**Work required:**
All lines in which the word "watermark" occurs are to be extracted.

**Data for this task:**
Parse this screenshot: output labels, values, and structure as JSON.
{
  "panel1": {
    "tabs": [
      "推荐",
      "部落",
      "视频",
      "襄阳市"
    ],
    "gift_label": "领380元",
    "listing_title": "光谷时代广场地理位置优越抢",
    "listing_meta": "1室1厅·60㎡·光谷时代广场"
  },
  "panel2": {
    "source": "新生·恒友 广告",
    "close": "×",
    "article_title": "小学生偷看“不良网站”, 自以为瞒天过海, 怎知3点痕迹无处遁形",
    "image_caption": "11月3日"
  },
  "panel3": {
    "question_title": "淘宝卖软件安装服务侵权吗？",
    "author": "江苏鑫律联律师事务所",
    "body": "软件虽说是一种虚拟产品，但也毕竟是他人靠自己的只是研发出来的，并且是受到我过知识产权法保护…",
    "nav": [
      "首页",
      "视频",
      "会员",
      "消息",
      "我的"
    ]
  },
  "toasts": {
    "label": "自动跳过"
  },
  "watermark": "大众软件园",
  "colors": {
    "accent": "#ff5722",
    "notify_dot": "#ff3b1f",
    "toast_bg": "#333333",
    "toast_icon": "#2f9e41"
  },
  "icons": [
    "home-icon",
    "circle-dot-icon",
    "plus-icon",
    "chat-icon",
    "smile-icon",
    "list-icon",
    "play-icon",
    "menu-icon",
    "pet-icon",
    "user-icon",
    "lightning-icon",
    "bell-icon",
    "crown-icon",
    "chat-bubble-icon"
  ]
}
==
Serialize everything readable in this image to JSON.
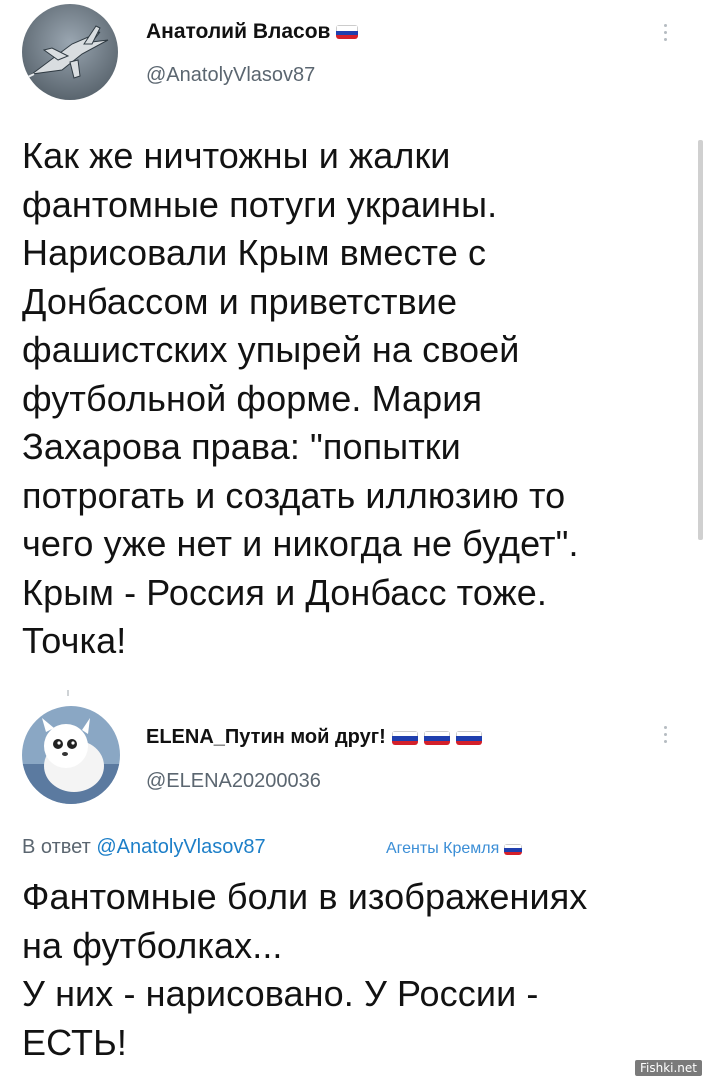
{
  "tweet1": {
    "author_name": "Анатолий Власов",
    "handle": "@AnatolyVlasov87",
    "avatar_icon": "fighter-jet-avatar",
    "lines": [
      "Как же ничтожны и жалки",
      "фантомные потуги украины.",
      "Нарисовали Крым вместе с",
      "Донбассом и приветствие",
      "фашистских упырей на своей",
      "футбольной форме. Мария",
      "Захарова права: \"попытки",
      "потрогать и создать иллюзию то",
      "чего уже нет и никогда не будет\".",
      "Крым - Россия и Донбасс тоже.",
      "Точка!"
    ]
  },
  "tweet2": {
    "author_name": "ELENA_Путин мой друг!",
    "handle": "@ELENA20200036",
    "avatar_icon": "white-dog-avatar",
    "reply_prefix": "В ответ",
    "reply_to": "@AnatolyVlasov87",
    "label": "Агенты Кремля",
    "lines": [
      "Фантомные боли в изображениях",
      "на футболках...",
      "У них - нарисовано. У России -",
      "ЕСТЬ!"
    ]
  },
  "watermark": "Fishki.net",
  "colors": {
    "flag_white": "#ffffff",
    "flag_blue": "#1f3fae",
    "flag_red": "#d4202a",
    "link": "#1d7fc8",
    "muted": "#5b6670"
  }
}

**Result for this exercise:**
  "watermark": "大众软件园",
  "watermark": "Fishki.net",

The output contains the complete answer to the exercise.